Lift every line from the entries that includes the word "审核状态".
··· Records for the task
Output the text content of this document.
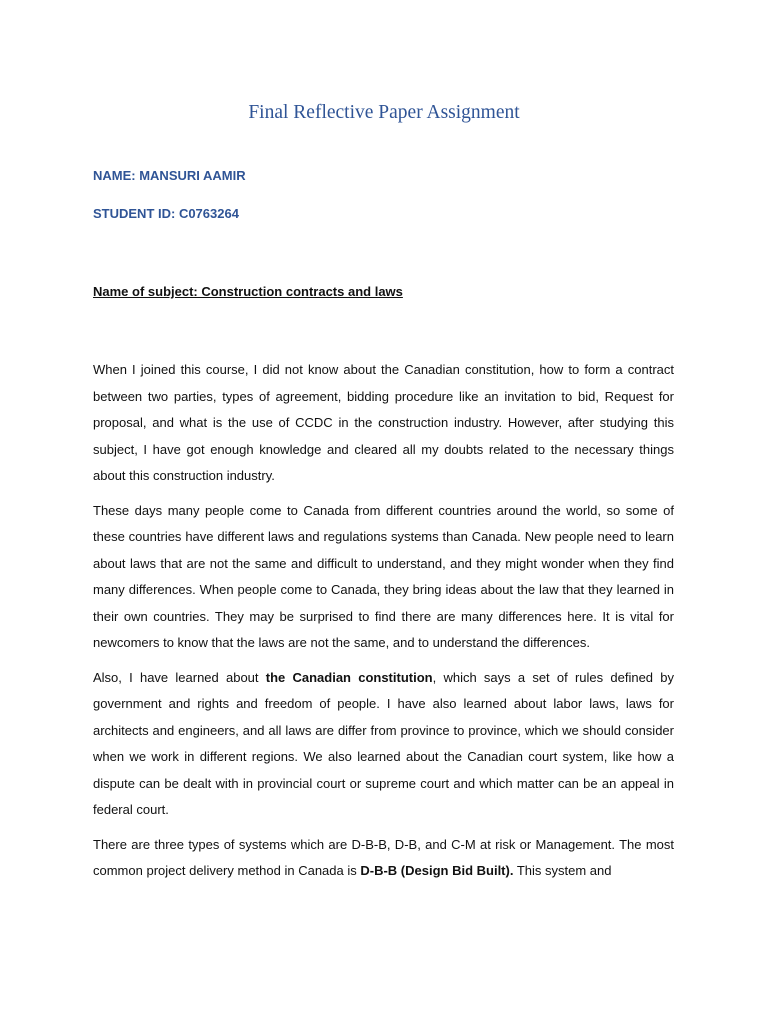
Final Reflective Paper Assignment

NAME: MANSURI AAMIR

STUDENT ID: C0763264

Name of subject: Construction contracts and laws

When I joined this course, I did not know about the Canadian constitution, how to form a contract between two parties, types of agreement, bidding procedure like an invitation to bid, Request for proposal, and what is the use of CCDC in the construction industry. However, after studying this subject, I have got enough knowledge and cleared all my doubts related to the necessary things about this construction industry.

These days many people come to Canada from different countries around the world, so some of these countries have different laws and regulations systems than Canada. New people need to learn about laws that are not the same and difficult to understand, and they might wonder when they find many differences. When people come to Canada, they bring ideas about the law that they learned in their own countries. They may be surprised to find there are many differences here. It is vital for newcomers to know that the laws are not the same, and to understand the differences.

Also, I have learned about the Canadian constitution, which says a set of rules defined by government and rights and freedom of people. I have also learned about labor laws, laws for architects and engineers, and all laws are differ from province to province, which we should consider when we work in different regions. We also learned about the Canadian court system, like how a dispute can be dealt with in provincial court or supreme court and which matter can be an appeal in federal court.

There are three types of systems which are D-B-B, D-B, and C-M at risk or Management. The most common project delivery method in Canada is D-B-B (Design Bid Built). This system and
······
··· Records for the task
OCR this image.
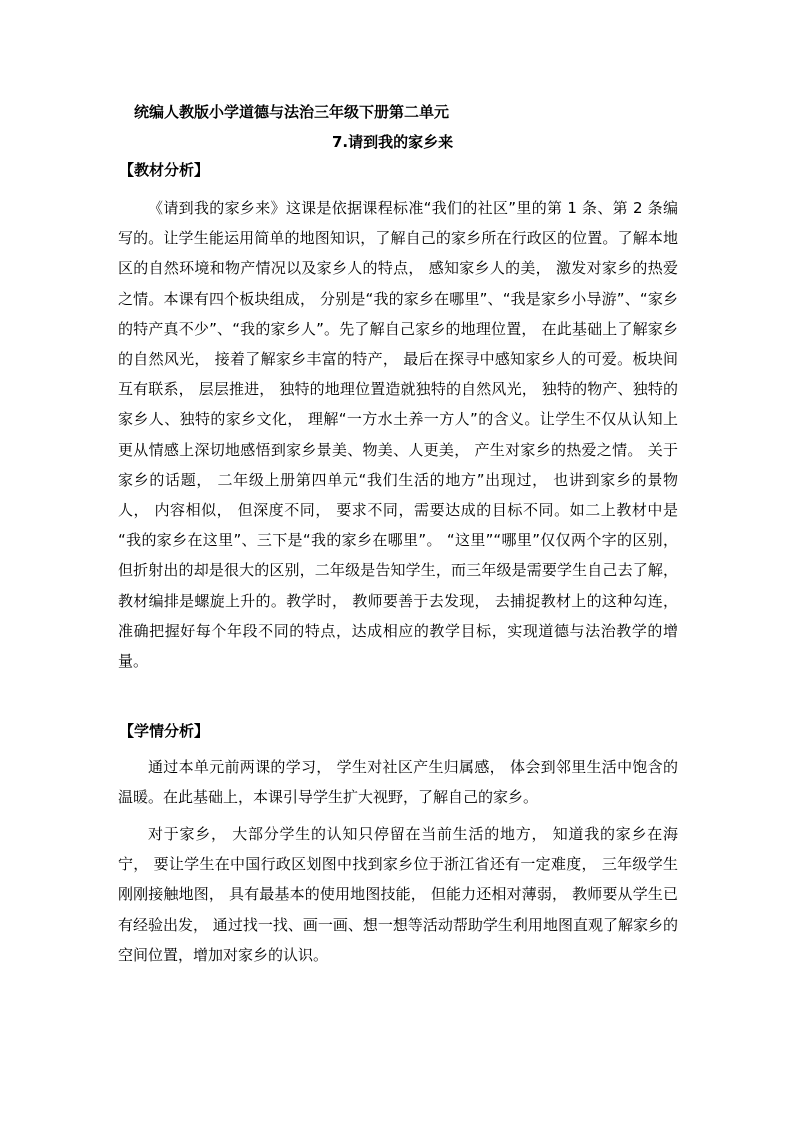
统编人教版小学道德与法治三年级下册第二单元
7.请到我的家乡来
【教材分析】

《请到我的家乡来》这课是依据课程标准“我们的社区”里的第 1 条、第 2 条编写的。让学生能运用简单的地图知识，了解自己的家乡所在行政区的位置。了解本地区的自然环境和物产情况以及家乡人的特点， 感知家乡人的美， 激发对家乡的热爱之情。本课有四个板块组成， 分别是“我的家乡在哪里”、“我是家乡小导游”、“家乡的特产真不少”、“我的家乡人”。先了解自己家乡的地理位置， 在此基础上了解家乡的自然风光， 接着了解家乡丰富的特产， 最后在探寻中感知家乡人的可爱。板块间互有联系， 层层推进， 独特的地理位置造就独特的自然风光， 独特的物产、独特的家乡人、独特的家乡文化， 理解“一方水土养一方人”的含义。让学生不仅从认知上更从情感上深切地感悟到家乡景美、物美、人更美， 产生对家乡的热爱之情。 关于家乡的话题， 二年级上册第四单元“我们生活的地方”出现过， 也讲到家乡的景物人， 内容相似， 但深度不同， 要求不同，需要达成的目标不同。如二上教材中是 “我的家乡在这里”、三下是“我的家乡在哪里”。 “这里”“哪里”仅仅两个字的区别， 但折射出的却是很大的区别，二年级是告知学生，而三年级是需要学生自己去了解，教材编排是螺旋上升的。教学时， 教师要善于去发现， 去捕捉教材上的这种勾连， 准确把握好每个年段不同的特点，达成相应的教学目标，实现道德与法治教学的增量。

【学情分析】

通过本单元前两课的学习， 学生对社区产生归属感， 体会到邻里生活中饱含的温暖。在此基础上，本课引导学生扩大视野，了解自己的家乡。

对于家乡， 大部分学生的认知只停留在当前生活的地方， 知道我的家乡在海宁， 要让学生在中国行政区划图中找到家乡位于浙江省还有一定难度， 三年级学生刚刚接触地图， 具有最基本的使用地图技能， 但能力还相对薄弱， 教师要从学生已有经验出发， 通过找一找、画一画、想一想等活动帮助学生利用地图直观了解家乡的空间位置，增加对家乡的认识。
······
··· Records for the task
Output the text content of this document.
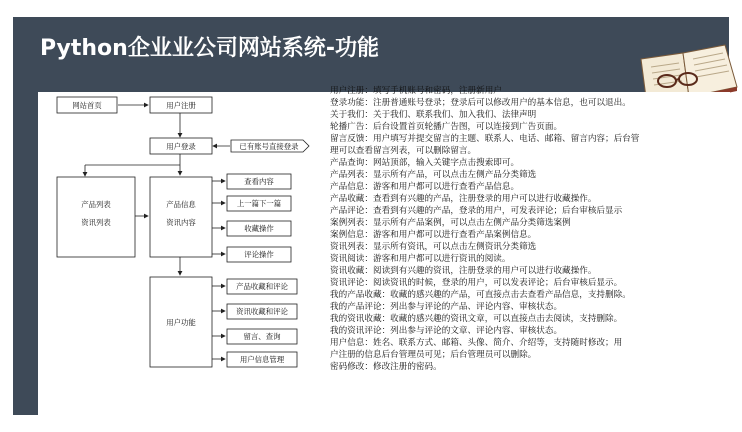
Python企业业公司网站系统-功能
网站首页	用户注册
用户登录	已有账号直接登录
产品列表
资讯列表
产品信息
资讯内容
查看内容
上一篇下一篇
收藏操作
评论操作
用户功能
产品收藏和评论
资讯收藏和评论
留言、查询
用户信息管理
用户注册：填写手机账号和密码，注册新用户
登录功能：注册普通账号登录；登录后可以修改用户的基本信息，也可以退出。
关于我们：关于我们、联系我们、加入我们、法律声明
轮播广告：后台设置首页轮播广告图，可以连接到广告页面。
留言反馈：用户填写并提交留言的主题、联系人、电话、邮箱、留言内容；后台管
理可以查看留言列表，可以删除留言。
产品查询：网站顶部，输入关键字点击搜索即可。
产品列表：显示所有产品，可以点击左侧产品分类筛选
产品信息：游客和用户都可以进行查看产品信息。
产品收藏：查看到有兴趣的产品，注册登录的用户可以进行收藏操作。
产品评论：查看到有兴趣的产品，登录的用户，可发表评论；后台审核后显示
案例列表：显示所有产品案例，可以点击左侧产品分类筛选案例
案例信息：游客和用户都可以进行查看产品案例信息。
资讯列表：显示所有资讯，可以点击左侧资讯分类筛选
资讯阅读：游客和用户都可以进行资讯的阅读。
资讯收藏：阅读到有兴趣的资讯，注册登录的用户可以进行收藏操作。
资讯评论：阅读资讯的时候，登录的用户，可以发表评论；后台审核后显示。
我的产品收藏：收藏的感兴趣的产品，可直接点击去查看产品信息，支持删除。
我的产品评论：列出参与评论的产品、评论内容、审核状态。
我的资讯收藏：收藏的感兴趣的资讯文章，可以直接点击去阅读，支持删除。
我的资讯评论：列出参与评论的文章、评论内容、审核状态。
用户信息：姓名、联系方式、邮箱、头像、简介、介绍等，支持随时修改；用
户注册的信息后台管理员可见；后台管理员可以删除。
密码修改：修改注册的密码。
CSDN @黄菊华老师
······
** Output of the exercise **
我的产品评论：列出参与评论的产品、评论内容、审核状态。
我的资讯评论：列出参与评论的文章、评论内容、审核状态。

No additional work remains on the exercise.